▶ [WHAT THIS TASK INVOLVES]: Find each line holding the word "Dolayısıyla" and give the number of such lines, nothing else.

----------------------------------------

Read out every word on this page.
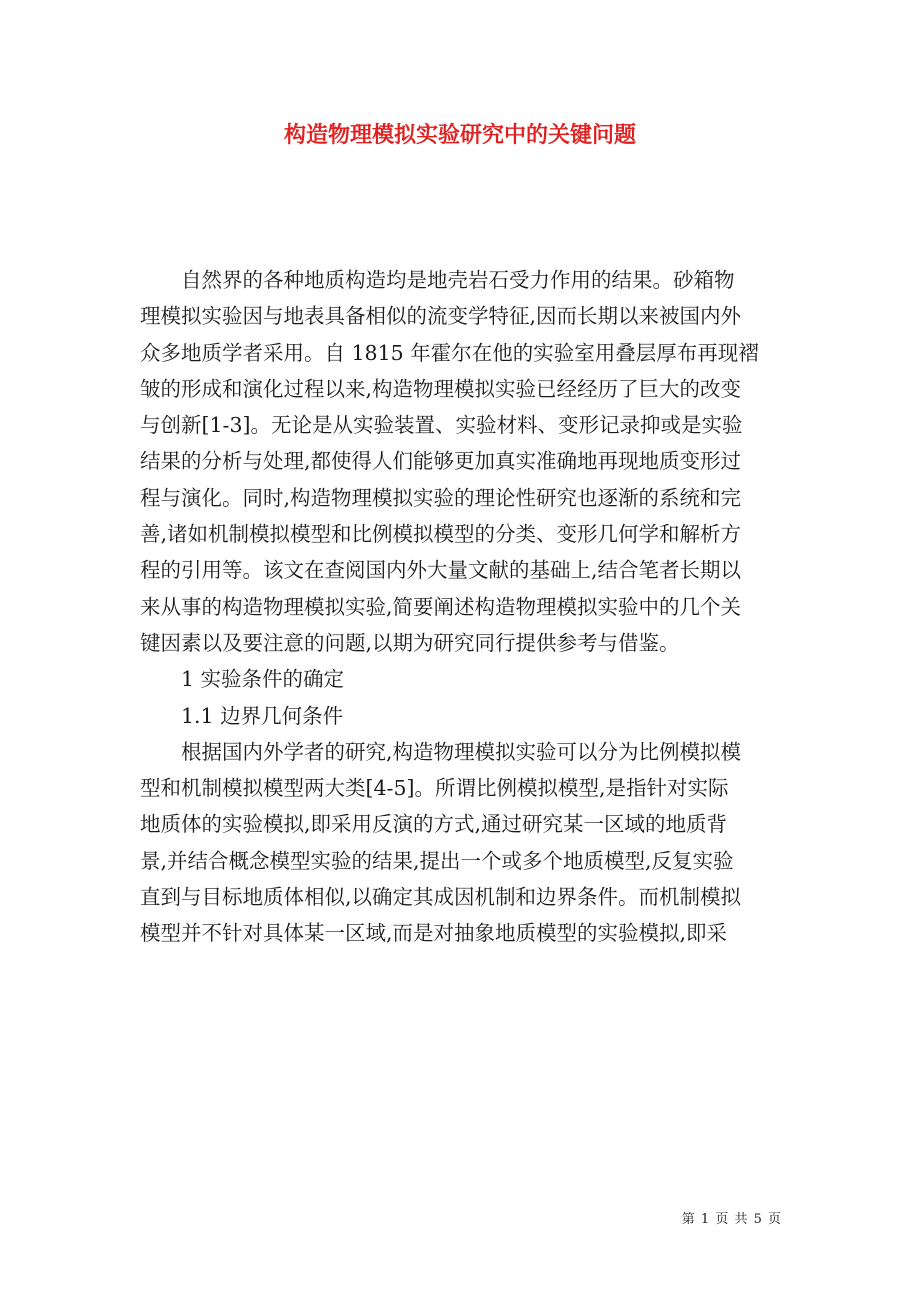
构造物理模拟实验研究中的关键问题
自然界的各种地质构造均是地壳岩石受力作用的结果。砂箱物
理模拟实验因与地表具备相似的流变学特征,因而长期以来被国内外
众多地质学者采用。自 1815 年霍尔在他的实验室用叠层厚布再现褶
皱的形成和演化过程以来,构造物理模拟实验已经经历了巨大的改变
与创新[1-3]。无论是从实验装置、实验材料、变形记录抑或是实验
结果的分析与处理,都使得人们能够更加真实准确地再现地质变形过
程与演化。同时,构造物理模拟实验的理论性研究也逐渐的系统和完
善,诸如机制模拟模型和比例模拟模型的分类、变形几何学和解析方
程的引用等。该文在查阅国内外大量文献的基础上,结合笔者长期以
来从事的构造物理模拟实验,简要阐述构造物理模拟实验中的几个关
键因素以及要注意的问题,以期为研究同行提供参考与借鉴。
1 实验条件的确定
1.1 边界几何条件
根据国内外学者的研究,构造物理模拟实验可以分为比例模拟模
型和机制模拟模型两大类[4-5]。所谓比例模拟模型,是指针对实际
地质体的实验模拟,即采用反演的方式,通过研究某一区域的地质背
景,并结合概念模型实验的结果,提出一个或多个地质模型,反复实验
直到与目标地质体相似,以确定其成因机制和边界条件。而机制模拟
模型并不针对具体某一区域,而是对抽象地质模型的实验模拟,即采
第 1 页 共 5 页
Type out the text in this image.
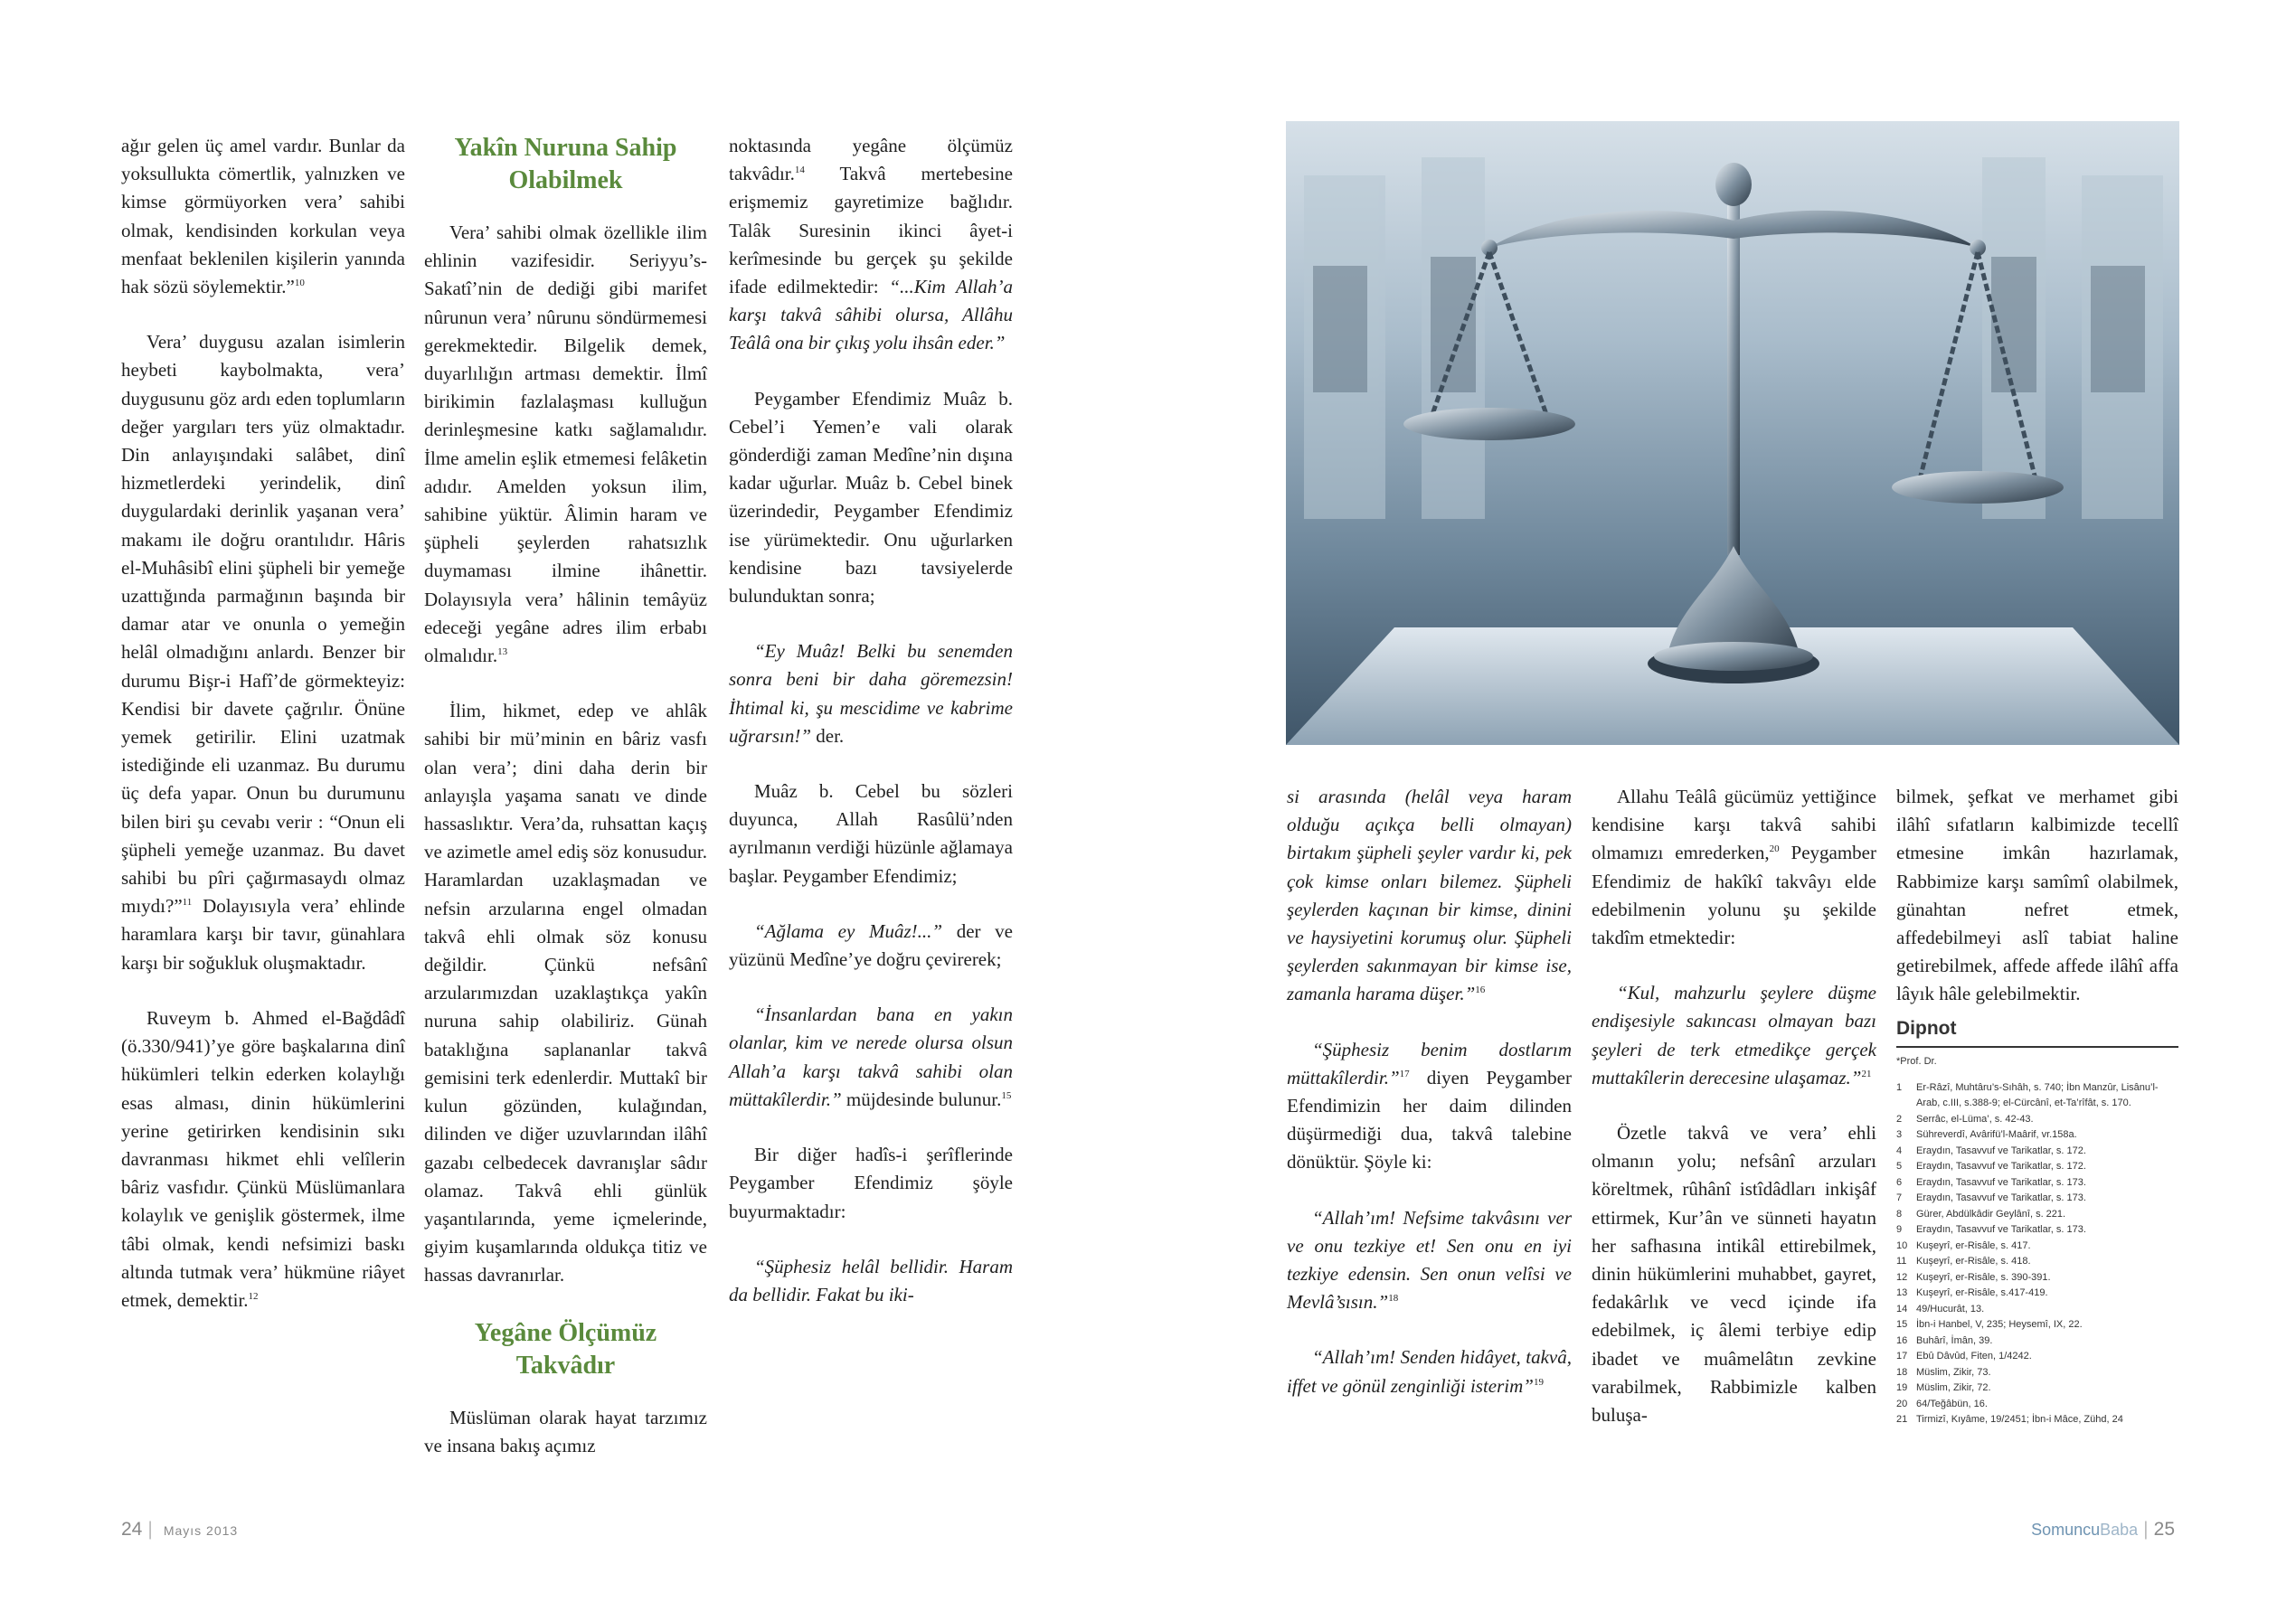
ağır gelen üç amel vardır. Bunlar da yoksullukta cömertlik, yalnızken ve kimse görmüyorken vera’ sahibi olmak, kendisinden korkulan veya menfaat beklenilen kişilerin yanında hak sözü söylemektir.”$^{10}$

Vera’ duygusu azalan isimlerin heybeti kaybolmakta, vera’ duygusunu göz ardı eden toplumların değer yargıları ters yüz olmaktadır. Din anlayışındaki salâbet, dinî hizmetlerdeki yerindelik, dinî duygulardaki derinlik yaşanan vera’ makamı ile doğru orantılıdır. Hâris el-Muhâsibî elini şüpheli bir yemeğe uzattığında parmağının başında bir damar atar ve onunla o yemeğin helâl olmadığını anlardı. Benzer bir durumu Bişr-i Hafî’de görmekteyiz: Kendisi bir davete çağrılır. Önüne yemek getirilir. Elini uzatmak istediğinde eli uzanmaz. Bu durumu üç defa yapar. Onun bu durumunu bilen biri şu cevabı verir : “Onun eli şüpheli yemeğe uzanmaz. Bu davet sahibi bu pîri çağırmasaydı olmaz mıydı?”$^{11}$ Dolayısıyla vera’ ehlinde haramlara karşı bir tavır, günahlara karşı bir soğukluk oluşmaktadır.

Ruveym b. Ahmed el-Bağdâdî (ö.330/941)’ye göre başkalarına dinî hükümleri telkin ederken kolaylığı esas alması, dinin hükümlerini yerine getirirken kendisinin sıkı davranması hikmet ehli velîlerin bâriz vasfıdır. Çünkü Müslümanlara kolaylık ve genişlik göstermek, ilme tâbi olmak, kendi nefsimizi baskı altında tutmak vera’ hükmüne riâyet etmek, demektir.$^{12}$

Yakîn Nuruna Sahip Olabilmek

Vera’ sahibi olmak özellikle ilim ehlinin vazifesidir. Seriyyu’s-Sakatî’nin de dediği gibi marifet nûrunun vera’ nûrunu söndürmemesi gerekmektedir. Bilgelik demek, duyarlılığın artması demektir. İlmî birikimin fazlalaşması kulluğun derinleşmesine katkı sağlamalıdır. İlme amelin eşlik etmemesi felâketin adıdır. Amelden yoksun ilim, sahibine yüktür. Âlimin haram ve şüpheli şeylerden rahatsızlık duymaması ilmine ihânettir. Dolayısıyla vera’ hâlinin temâyüz edeceği yegâne adres ilim erbabı olmalıdır.$^{13}$

İlim, hikmet, edep ve ahlâk sahibi bir mü’minin en bâriz vasfı olan vera’; dini daha derin bir anlayışla yaşama sanatı ve dinde hassaslıktır. Vera’da, ruhsattan kaçış ve azimetle amel ediş söz konusudur. Haramlardan uzaklaşmadan ve nefsin arzularına engel olmadan takvâ ehli olmak söz konusu değildir. Çünkü nefsânî arzularımızdan uzaklaştıkça yakîn nuruna sahip olabiliriz. Günah bataklığına saplananlar takvâ gemisini terk edenlerdir. Muttakî bir kulun gözünden, kulağından, dilinden ve diğer uzuvlarından ilâhî gazabı celbedecek davranışlar sâdır olamaz. Takvâ ehli günlük yaşantılarında, yeme içmelerinde, giyim kuşamlarında oldukça titiz ve hassas davranırlar.

Yegâne Ölçümüz Takvâdır

Müslüman olarak hayat tarzımız ve insana bakış açımız

noktasında yegâne ölçümüz takvâdır.$^{14}$ Takvâ mertebesine erişmemiz gayretimize bağlıdır. Talâk Suresinin ikinci âyet-i kerîmesinde bu gerçek şu şekilde ifade edilmektedir: “...Kim Allah’a karşı takvâ sâhibi olursa, Allâhu Teâlâ ona bir çıkış yolu ihsân eder.”

Peygamber Efendimiz Muâz b. Cebel’i Yemen’e vali olarak gönderdiği zaman Medîne’nin dışına kadar uğurlar. Muâz b. Cebel binek üzerindedir, Peygamber Efendimiz ise yürümektedir. Onu uğurlarken kendisine bazı tavsiyelerde bulunduktan sonra;

“Ey Muâz! Belki bu senemden sonra beni bir daha göremezsin! İhtimal ki, şu mescidime ve kabrime uğrarsın!” der.

Muâz b. Cebel bu sözleri duyunca, Allah Rasûlü’nden ayrılmanın verdiği hüzünle ağlamaya başlar. Peygamber Efendimiz;

“Ağlama ey Muâz!...” der ve yüzünü Medîne’ye doğru çevirerek;

“İnsanlardan bana en yakın olanlar, kim ve nerede olursa olsun Allah’a karşı takvâ sahibi olan müttakîlerdir.” müjdesinde bulunur.$^{15}$

Bir diğer hadîs-i şerîflerinde Peygamber Efendimiz şöyle buyurmaktadır:

“Şüphesiz helâl bellidir. Haram da bellidir. Fakat bu iki-

si arasında (helâl veya haram olduğu açıkça belli olmayan) birtakım şüpheli şeyler vardır ki, pek çok kimse onları bilemez. Şüpheli şeylerden kaçınan bir kimse, dinini ve haysiyetini korumuş olur. Şüpheli şeylerden sakınmayan bir kimse ise, zamanla harama düşer.”$^{16}$

“Şüphesiz benim dostlarım müttakîlerdir.”$^{17}$ diyen Peygamber Efendimizin her daim dilinden düşürmediği dua, takvâ talebine dönüktür. Şöyle ki:

“Allah’ım! Nefsime takvâsını ver ve onu tezkiye et! Sen onu en iyi tezkiye edensin. Sen onun velîsi ve Mevlâ’sısın.”$^{18}$

“Allah’ım! Senden hidâyet, takvâ, iffet ve gönül zenginliği isterim”$^{19}$

Allahu Teâlâ gücümüz yettiğince kendisine karşı takvâ sahibi olmamızı emrederken,$^{20}$ Peygamber Efendimiz de hakîkî takvâyı elde edebilmenin yolunu şu şekilde takdîm etmektedir:

“Kul, mahzurlu şeylere düşme endişesiyle sakıncası olmayan bazı şeyleri de terk etmedikçe gerçek muttakîlerin derecesine ulaşamaz.”$^{21}$

Özetle takvâ ve vera’ ehli olmanın yolu; nefsânî arzuları köreltmek, rûhânî istîdâdları inkişâf ettirmek, Kur’ân ve sünneti hayatın her safhasına intikâl ettirebilmek, dinin hükümlerini muhabbet, gayret, fedakârlık ve vecd içinde ifa edebilmek, iç âlemi terbiye edip ibadet ve muâmelâtın zevkine varabilmek, Rabbimizle kalben buluşa-

bilmek, şefkat ve merhamet gibi ilâhî sıfatların kalbimizde tecellî etmesine imkân hazırlamak, Rabbimize karşı samîmî olabilmek, günahtan nefret etmek, affedebilmeyi aslî tabiat haline getirebilmek, affede affede ilâhî affa lâyık hâle gelebilmektir.

Dipnot
*Prof. Dr.
1	Er-Râzî, Muhtâru’s-Sıhâh, s. 740; İbn Manzûr, Lisânu’l-Arab, c.III, s.388-9; el-Cürcânî, et-Ta’rîfât, s. 170.
2	Serrâc, el-Lüma’, s. 42-43.
3	Sühreverdî, Avârifü’l-Maârif, vr.158a.
4	Eraydın, Tasavvuf ve Tarikatlar, s. 172.
5	Eraydın, Tasavvuf ve Tarikatlar, s. 172.
6	Eraydın, Tasavvuf ve Tarikatlar, s. 173.
7	Eraydın, Tasavvuf ve Tarikatlar, s. 173.
8	Gürer, Abdülkâdir Geylânî, s. 221.
9	Eraydın, Tasavvuf ve Tarikatlar, s. 173.
10 Kuşeyrî, er-Risâle, s. 417.
11 Kuşeyrî, er-Risâle, s. 418.
12 Kuşeyrî, er-Risâle, s. 390-391.
13 Kuşeyrî, er-Risâle, s.417-419.
14 49/Hucurât, 13.
15 İbn-i Hanbel, V, 235; Heysemî, IX, 22.
16 Buhârî, İmân, 39.
17 Ebû Dâvûd, Fiten, 1/4242.
18 Müslim, Zikir, 73.
19 Müslim, Zikir, 72.
20 64/Teğâbün, 16.
21 Tirmizî, Kıyâme, 19/2451; İbn-i Mâce, Zühd, 24
24 | Mayıs 2013	SomuncuBaba | 25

----------------------------------------

▶ [ANSWER TO THIS EXERCISE]: 2